WRITTEN INSTRUCTION: Give the number of lines below that contain "Hoofdstuk", with no other output.

★ ★ ★ ★ ★

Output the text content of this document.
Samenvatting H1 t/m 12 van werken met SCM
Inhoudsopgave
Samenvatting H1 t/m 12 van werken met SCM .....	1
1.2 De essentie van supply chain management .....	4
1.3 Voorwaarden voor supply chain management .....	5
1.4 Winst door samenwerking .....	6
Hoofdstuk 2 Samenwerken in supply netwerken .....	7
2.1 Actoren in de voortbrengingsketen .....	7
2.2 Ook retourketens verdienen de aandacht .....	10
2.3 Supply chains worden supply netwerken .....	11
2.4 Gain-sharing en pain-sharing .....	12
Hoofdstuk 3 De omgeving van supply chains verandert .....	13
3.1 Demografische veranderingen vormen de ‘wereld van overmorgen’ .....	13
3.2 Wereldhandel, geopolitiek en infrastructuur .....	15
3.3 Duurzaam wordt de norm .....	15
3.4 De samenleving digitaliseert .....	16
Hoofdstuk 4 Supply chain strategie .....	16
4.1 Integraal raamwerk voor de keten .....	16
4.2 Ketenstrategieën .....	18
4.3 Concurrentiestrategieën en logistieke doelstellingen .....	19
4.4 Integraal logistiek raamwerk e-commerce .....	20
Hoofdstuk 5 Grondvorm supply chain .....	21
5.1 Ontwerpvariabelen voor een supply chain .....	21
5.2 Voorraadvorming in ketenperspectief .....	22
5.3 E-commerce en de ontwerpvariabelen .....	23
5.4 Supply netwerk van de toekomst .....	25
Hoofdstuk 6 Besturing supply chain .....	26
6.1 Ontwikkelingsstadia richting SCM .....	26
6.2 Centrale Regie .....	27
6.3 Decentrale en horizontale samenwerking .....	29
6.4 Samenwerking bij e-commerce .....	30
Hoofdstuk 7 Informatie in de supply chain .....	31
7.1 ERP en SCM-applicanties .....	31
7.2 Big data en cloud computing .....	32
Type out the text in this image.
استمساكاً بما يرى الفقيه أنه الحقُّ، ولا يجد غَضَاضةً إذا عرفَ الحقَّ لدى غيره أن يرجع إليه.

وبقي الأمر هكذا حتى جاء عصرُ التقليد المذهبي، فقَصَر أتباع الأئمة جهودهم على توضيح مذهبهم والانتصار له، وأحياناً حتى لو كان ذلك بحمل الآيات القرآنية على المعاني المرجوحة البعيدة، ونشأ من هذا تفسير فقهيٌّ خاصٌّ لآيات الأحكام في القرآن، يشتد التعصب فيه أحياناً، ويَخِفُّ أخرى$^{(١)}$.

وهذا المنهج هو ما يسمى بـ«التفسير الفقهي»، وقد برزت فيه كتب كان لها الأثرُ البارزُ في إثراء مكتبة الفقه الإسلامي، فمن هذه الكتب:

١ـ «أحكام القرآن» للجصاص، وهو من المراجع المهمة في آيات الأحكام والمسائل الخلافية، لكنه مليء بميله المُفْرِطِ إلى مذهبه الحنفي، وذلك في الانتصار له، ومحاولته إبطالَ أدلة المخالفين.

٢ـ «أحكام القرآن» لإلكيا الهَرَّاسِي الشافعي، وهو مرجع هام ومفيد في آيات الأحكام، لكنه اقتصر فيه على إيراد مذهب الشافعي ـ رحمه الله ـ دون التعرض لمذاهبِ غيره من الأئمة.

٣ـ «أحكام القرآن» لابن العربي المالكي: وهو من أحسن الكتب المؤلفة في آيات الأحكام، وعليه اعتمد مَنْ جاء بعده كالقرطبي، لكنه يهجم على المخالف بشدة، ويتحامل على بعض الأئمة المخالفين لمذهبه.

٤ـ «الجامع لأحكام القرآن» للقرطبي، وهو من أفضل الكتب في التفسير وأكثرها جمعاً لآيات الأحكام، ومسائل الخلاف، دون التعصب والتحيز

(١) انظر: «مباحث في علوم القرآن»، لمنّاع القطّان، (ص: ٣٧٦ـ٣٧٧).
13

★ ★ ★ ★ ★

FINAL RESULT: 6